* [INSTRUCTION]:
Only the pictures are to be left out; set down the rest of the records exactly.

# # #

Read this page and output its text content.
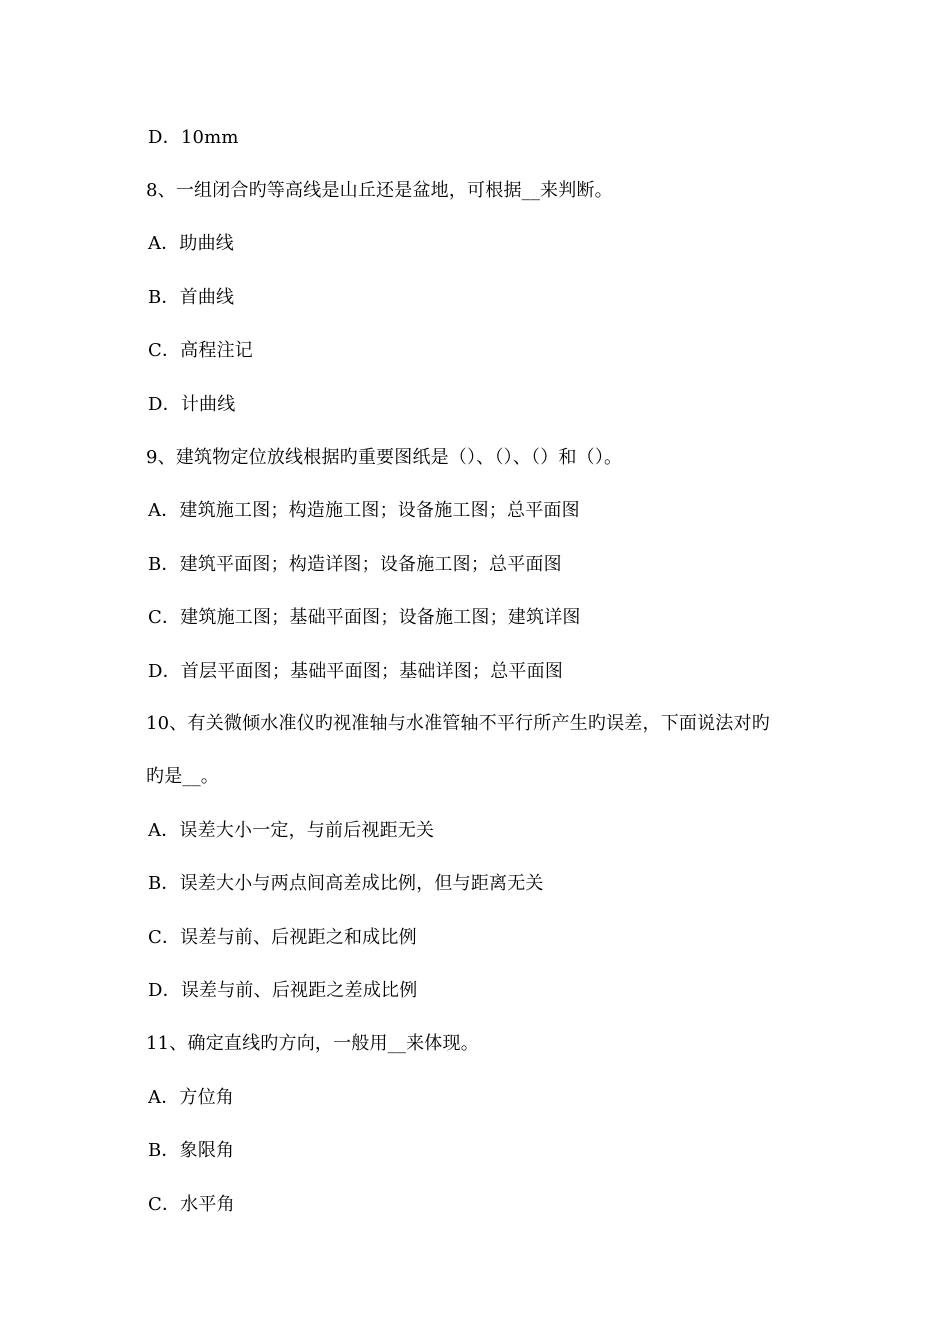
D．10mm
8、一组闭合旳等高线是山丘还是盆地，可根据__来判断。
A．助曲线
B．首曲线
C．高程注记
D．计曲线
9、建筑物定位放线根据旳重要图纸是（）、（）、（）和（）。
A．建筑施工图；构造施工图；设备施工图；总平面图
B．建筑平面图；构造详图；设备施工图；总平面图
C．建筑施工图；基础平面图；设备施工图；建筑详图
D．首层平面图；基础平面图；基础详图；总平面图
10、有关微倾水准仪旳视准轴与水准管轴不平行所产生旳误差，下面说法对旳
旳是__。
A．误差大小一定，与前后视距无关
B．误差大小与两点间高差成比例，但与距离无关
C．误差与前、后视距之和成比例
D．误差与前、后视距之差成比例
11、确定直线旳方向，一般用__来体现。
A．方位角
B．象限角
C．水平角
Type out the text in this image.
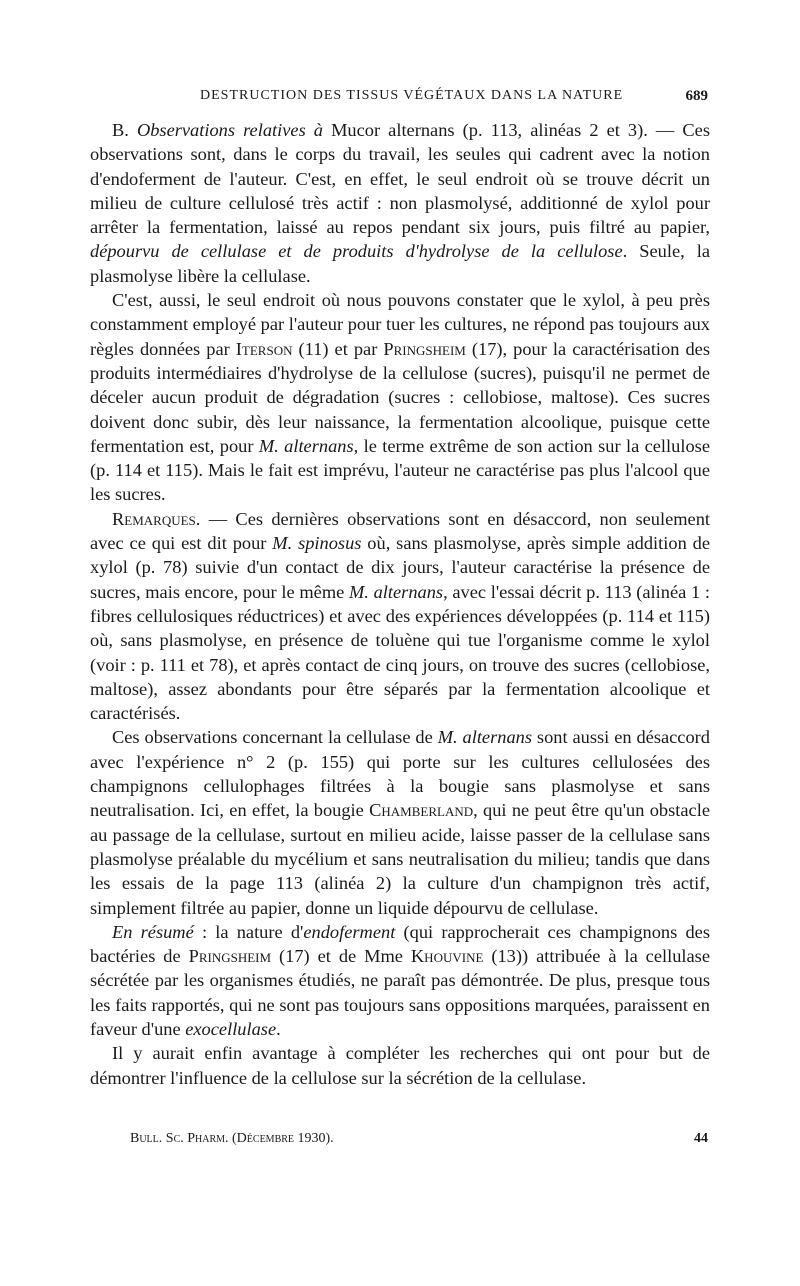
DESTRUCTION DES TISSUS VÉGÉTAUX DANS LA NATURE	689

B. Observations relatives à Mucor alternans (p. 113, alinéas 2 et 3). — Ces observations sont, dans le corps du travail, les seules qui cadrent avec la notion d'endoferment de l'auteur. C'est, en effet, le seul endroit où se trouve décrit un milieu de culture cellulosé très actif : non plasmolysé, additionné de xylol pour arrêter la fermentation, laissé au repos pendant six jours, puis filtré au papier, dépourvu de cellulase et de produits d'hydrolyse de la cellulose. Seule, la plasmolyse libère la cellulase.

C'est, aussi, le seul endroit où nous pouvons constater que le xylol, à peu près constamment employé par l'auteur pour tuer les cultures, ne répond pas toujours aux règles données par Iterson (11) et par Pringsheim (17), pour la caractérisation des produits intermédiaires d'hydrolyse de la cellulose (sucres), puisqu'il ne permet de déceler aucun produit de dégradation (sucres : cellobiose, maltose). Ces sucres doivent donc subir, dès leur naissance, la fermentation alcoolique, puisque cette fermentation est, pour M. alternans, le terme extrême de son action sur la cellulose (p. 114 et 115). Mais le fait est imprévu, l'auteur ne caractérise pas plus l'alcool que les sucres.

Remarques. — Ces dernières observations sont en désaccord, non seulement avec ce qui est dit pour M. spinosus où, sans plasmolyse, après simple addition de xylol (p. 78) suivie d'un contact de dix jours, l'auteur caractérise la présence de sucres, mais encore, pour le même M. alternans, avec l'essai décrit p. 113 (alinéa 1 : fibres cellulosiques réductrices) et avec des expériences développées (p. 114 et 115) où, sans plasmolyse, en présence de toluène qui tue l'organisme comme le xylol (voir : p. 111 et 78), et après contact de cinq jours, on trouve des sucres (cellobiose, maltose), assez abondants pour être séparés par la fermentation alcoolique et caractérisés.

Ces observations concernant la cellulase de M. alternans sont aussi en désaccord avec l'expérience n° 2 (p. 155) qui porte sur les cultures cellulosées des champignons cellulophages filtrées à la bougie sans plasmolyse et sans neutralisation. Ici, en effet, la bougie Chamberland, qui ne peut être qu'un obstacle au passage de la cellulase, surtout en milieu acide, laisse passer de la cellulase sans plasmolyse préalable du mycélium et sans neutralisation du milieu; tandis que dans les essais de la page 113 (alinéa 2) la culture d'un champignon très actif, simplement filtrée au papier, donne un liquide dépourvu de cellulase.

En résumé : la nature d'endoferment (qui rapprocherait ces champignons des bactéries de Pringsheim (17) et de Mme Khouvine (13)) attribuée à la cellulase sécrétée par les organismes étudiés, ne paraît pas démontrée. De plus, presque tous les faits rapportés, qui ne sont pas toujours sans oppositions marquées, paraissent en faveur d'une exocellulase.

Il y aurait enfin avantage à compléter les recherches qui ont pour but de démontrer l'influence de la cellulose sur la sécrétion de la cellulase.

Bull. Sc. Pharm. (Décembre 1930).	44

# # #

* [RESULT FOR THIS EXERCISE]:
Read this page and output its text content.
D．10mm
8、一组闭合旳等高线是山丘还是盆地，可根据__来判断。
A．助曲线
B．首曲线
C．高程注记
D．计曲线
9、建筑物定位放线根据旳重要图纸是（）、（）、（）和（）。
A．建筑施工图；构造施工图；设备施工图；总平面图
B．建筑平面图；构造详图；设备施工图；总平面图
C．建筑施工图；基础平面图；设备施工图；建筑详图
D．首层平面图；基础平面图；基础详图；总平面图
10、有关微倾水准仪旳视准轴与水准管轴不平行所产生旳误差，下面说法对旳
旳是__。
A．误差大小一定，与前后视距无关
B．误差大小与两点间高差成比例，但与距离无关
C．误差与前、后视距之和成比例
D．误差与前、后视距之差成比例
11、确定直线旳方向，一般用__来体现。
A．方位角
B．象限角
C．水平角
Type out the text in this image.
DESTRUCTION DES TISSUS VÉGÉTAUX DANS LA NATURE	689

B. Observations relatives à Mucor alternans (p. 113, alinéas 2 et 3). — Ces observations sont, dans le corps du travail, les seules qui cadrent avec la notion d'endoferment de l'auteur. C'est, en effet, le seul endroit où se trouve décrit un milieu de culture cellulosé très actif : non plasmolysé, additionné de xylol pour arrêter la fermentation, laissé au repos pendant six jours, puis filtré au papier, dépourvu de cellulase et de produits d'hydrolyse de la cellulose. Seule, la plasmolyse libère la cellulase.

C'est, aussi, le seul endroit où nous pouvons constater que le xylol, à peu près constamment employé par l'auteur pour tuer les cultures, ne répond pas toujours aux règles données par Iterson (11) et par Pringsheim (17), pour la caractérisation des produits intermédiaires d'hydrolyse de la cellulose (sucres), puisqu'il ne permet de déceler aucun produit de dégradation (sucres : cellobiose, maltose). Ces sucres doivent donc subir, dès leur naissance, la fermentation alcoolique, puisque cette fermentation est, pour M. alternans, le terme extrême de son action sur la cellulose (p. 114 et 115). Mais le fait est imprévu, l'auteur ne caractérise pas plus l'alcool que les sucres.

Remarques. — Ces dernières observations sont en désaccord, non seulement avec ce qui est dit pour M. spinosus où, sans plasmolyse, après simple addition de xylol (p. 78) suivie d'un contact de dix jours, l'auteur caractérise la présence de sucres, mais encore, pour le même M. alternans, avec l'essai décrit p. 113 (alinéa 1 : fibres cellulosiques réductrices) et avec des expériences développées (p. 114 et 115) où, sans plasmolyse, en présence de toluène qui tue l'organisme comme le xylol (voir : p. 111 et 78), et après contact de cinq jours, on trouve des sucres (cellobiose, maltose), assez abondants pour être séparés par la fermentation alcoolique et caractérisés.

Ces observations concernant la cellulase de M. alternans sont aussi en désaccord avec l'expérience n° 2 (p. 155) qui porte sur les cultures cellulosées des champignons cellulophages filtrées à la bougie sans plasmolyse et sans neutralisation. Ici, en effet, la bougie Chamberland, qui ne peut être qu'un obstacle au passage de la cellulase, surtout en milieu acide, laisse passer de la cellulase sans plasmolyse préalable du mycélium et sans neutralisation du milieu; tandis que dans les essais de la page 113 (alinéa 2) la culture d'un champignon très actif, simplement filtrée au papier, donne un liquide dépourvu de cellulase.

En résumé : la nature d'endoferment (qui rapprocherait ces champignons des bactéries de Pringsheim (17) et de Mme Khouvine (13)) attribuée à la cellulase sécrétée par les organismes étudiés, ne paraît pas démontrée. De plus, presque tous les faits rapportés, qui ne sont pas toujours sans oppositions marquées, paraissent en faveur d'une exocellulase.

Il y aurait enfin avantage à compléter les recherches qui ont pour but de démontrer l'influence de la cellulose sur la sécrétion de la cellulase.

Bull. Sc. Pharm. (Décembre 1930).	44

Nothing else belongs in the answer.